WRITTEN INSTRUCTION: The records below are to be copied word for word, with every picture left out.
##### RECORDS TO PROCESS #####
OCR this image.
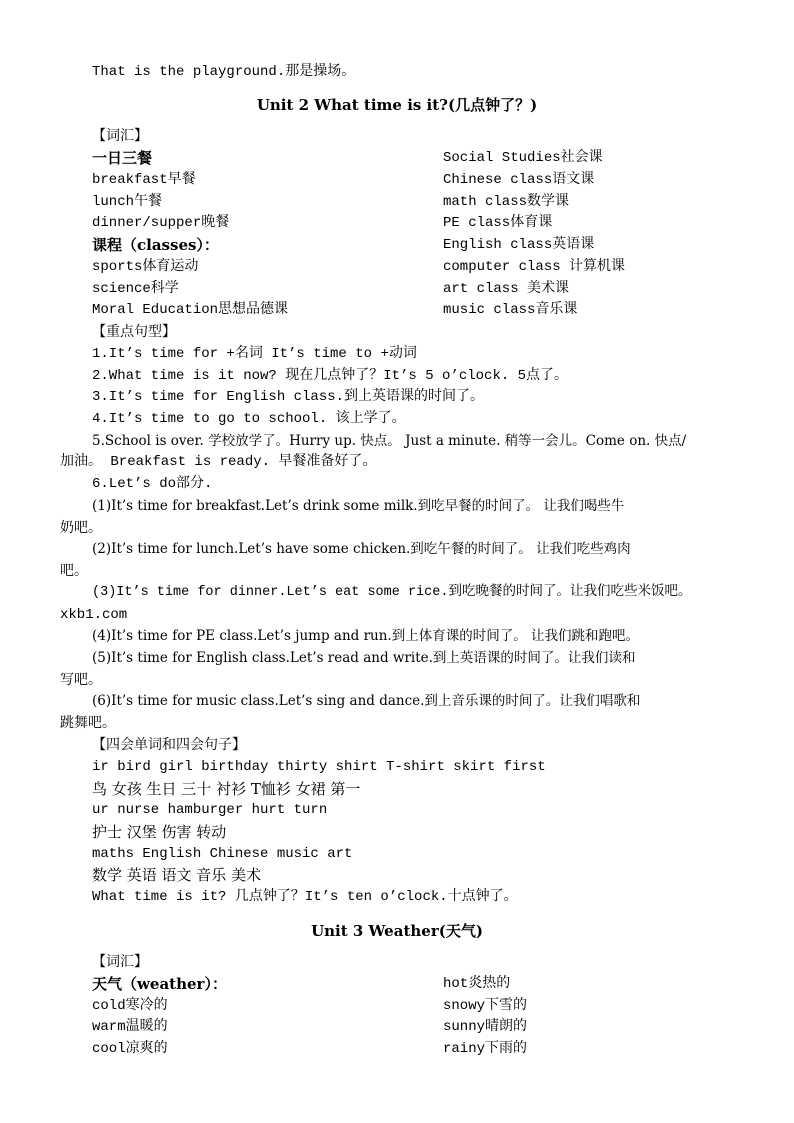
That is the playground.那是操场。
Unit 2 What time is it?(几点钟了？)
【词汇】
一日三餐
breakfast早餐
lunch午餐
dinner/supper晚餐
课程（classes）：
sports体育运动
science科学
Moral Education思想品德课
Social Studies社会课
Chinese class语文课
math class数学课
PE class体育课
English class英语课
computer class 计算机课
art class 美术课
music class音乐课
【重点句型】
1.It’s time for +名词 It’s time to +动词
2.What time is it now? 现在几点钟了？It’s 5 o’clock. 5点了。
3.It’s time for English class.到上英语课的时间了。
4.It’s time to go to school. 该上学了。
5.School is over. 学校放学了。Hurry up. 快点。 Just a minute. 稍等一会儿。Come on. 快点/
加油。 Breakfast is ready. 早餐准备好了。
6.Let’s do部分.
(1)It’s time for breakfast.Let’s drink some milk.到吃早餐的时间了。 让我们喝些牛
奶吧。
(2)It’s time for lunch.Let’s have some chicken.到吃午餐的时间了。 让我们吃些鸡肉
吧。
(3)It’s time for dinner.Let’s eat some rice.到吃晚餐的时间了。让我们吃些米饭吧。
xkb1.com
(4)It’s time for PE class.Let’s jump and run.到上体育课的时间了。 让我们跳和跑吧。
(5)It’s time for English class.Let’s read and write.到上英语课的时间了。让我们读和
写吧。
(6)It’s time for music class.Let’s sing and dance.到上音乐课的时间了。让我们唱歌和
跳舞吧。
【四会单词和四会句子】
ir bird girl birthday thirty shirt T-shirt skirt first
鸟 女孩 生日 三十 衬衫 T恤衫 女裙 第一
ur nurse hamburger hurt turn
护士 汉堡 伤害 转动
maths English Chinese music art
数学 英语 语文 音乐 美术
What time is it? 几点钟了？It’s ten o’clock.十点钟了。
Unit 3 Weather(天气)
【词汇】
天气（weather）：
cold寒冷的
warm温暖的
cool凉爽的
hot炎热的
snowy下雪的
sunny晴朗的
rainy下雨的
#####
TASK SOLUTION:
OCR this image.
That is the playground.那是操场。
Unit 2 What time is it?(几点钟了？)
【词汇】
一日三餐
breakfast早餐
lunch午餐
dinner/supper晚餐
课程（classes）：
sports体育运动
science科学
Moral Education思想品德课
Social Studies社会课
Chinese class语文课
math class数学课
PE class体育课
English class英语课
computer class 计算机课
art class 美术课
music class音乐课
【重点句型】
1.It’s time for +名词 It’s time to +动词
2.What time is it now? 现在几点钟了？It’s 5 o’clock. 5点了。
3.It’s time for English class.到上英语课的时间了。
4.It’s time to go to school. 该上学了。
5.School is over. 学校放学了。Hurry up. 快点。 Just a minute. 稍等一会儿。Come on. 快点/
加油。 Breakfast is ready. 早餐准备好了。
6.Let’s do部分.
(1)It’s time for breakfast.Let’s drink some milk.到吃早餐的时间了。 让我们喝些牛
奶吧。
(2)It’s time for lunch.Let’s have some chicken.到吃午餐的时间了。 让我们吃些鸡肉
吧。
(3)It’s time for dinner.Let’s eat some rice.到吃晚餐的时间了。让我们吃些米饭吧。
xkb1.com
(4)It’s time for PE class.Let’s jump and run.到上体育课的时间了。 让我们跳和跑吧。
(5)It’s time for English class.Let’s read and write.到上英语课的时间了。让我们读和
写吧。
(6)It’s time for music class.Let’s sing and dance.到上音乐课的时间了。让我们唱歌和
跳舞吧。
【四会单词和四会句子】
ir bird girl birthday thirty shirt T-shirt skirt first
鸟 女孩 生日 三十 衬衫 T恤衫 女裙 第一
ur nurse hamburger hurt turn
护士 汉堡 伤害 转动
maths English Chinese music art
数学 英语 语文 音乐 美术
What time is it? 几点钟了？It’s ten o’clock.十点钟了。
Unit 3 Weather(天气)
【词汇】
天气（weather）：
cold寒冷的
warm温暖的
cool凉爽的
hot炎热的
snowy下雪的
sunny晴朗的
rainy下雨的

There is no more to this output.